- EXERCISE OBJECTIVE -
Show, in full, each line of the data that contains "weekend".

- GIVEN DATA -
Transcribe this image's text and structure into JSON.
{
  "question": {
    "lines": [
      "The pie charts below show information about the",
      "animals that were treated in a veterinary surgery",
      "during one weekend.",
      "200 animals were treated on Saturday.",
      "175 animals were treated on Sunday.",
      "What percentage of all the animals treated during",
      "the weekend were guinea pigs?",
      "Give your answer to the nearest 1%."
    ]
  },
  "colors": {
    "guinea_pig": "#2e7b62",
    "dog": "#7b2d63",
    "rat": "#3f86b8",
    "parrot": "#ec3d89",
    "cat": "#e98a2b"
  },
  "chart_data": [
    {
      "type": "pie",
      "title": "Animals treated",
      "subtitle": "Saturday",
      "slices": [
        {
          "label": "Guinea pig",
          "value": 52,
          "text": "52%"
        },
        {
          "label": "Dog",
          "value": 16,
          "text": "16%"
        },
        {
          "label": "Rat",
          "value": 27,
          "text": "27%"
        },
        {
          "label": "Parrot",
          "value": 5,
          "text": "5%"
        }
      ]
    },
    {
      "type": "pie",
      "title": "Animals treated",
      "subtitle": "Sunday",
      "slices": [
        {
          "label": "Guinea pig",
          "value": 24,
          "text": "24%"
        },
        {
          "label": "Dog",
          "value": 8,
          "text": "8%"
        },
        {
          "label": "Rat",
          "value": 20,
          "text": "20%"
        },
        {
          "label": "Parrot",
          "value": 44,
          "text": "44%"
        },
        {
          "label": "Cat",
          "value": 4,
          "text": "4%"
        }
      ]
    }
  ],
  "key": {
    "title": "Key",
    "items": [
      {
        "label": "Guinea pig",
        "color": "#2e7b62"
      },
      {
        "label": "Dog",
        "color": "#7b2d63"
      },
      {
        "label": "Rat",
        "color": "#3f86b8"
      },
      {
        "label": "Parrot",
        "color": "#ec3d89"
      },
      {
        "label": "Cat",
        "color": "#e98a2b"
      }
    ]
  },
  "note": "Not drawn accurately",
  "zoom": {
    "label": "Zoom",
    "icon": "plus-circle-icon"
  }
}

- TASK OUTPUT -
      "during one weekend.",
      "the weekend were guinea pigs?",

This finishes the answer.